Short problem →
Where a line contains the word "Network", copy that line.

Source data
◆ ◆ ◆ ◆

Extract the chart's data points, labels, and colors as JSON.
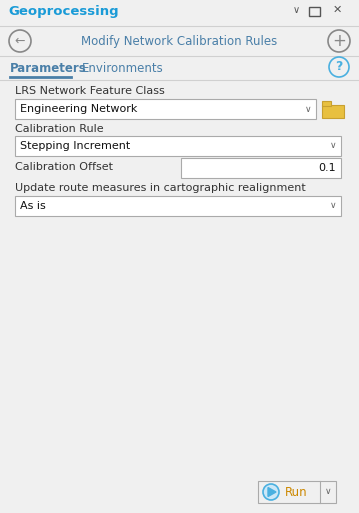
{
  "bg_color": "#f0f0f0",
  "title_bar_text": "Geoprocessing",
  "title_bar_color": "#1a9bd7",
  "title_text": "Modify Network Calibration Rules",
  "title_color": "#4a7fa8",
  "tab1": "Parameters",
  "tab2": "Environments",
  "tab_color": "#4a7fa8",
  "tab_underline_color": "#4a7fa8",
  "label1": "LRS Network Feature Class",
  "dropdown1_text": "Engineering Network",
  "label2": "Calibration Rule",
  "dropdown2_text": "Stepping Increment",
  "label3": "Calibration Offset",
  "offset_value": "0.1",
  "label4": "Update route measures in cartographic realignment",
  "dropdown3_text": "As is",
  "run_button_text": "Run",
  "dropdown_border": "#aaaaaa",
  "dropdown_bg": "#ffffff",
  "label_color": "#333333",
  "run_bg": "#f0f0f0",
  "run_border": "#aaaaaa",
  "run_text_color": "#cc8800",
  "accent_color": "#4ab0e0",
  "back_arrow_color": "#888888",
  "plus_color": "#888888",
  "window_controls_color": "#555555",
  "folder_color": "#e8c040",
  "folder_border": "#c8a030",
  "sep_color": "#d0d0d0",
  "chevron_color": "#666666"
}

◆ ◆ ◆ ◆

Finished answer →
  "title_text": "Modify Network Calibration Rules",
  "label1": "LRS Network Feature Class",
  "dropdown1_text": "Engineering Network",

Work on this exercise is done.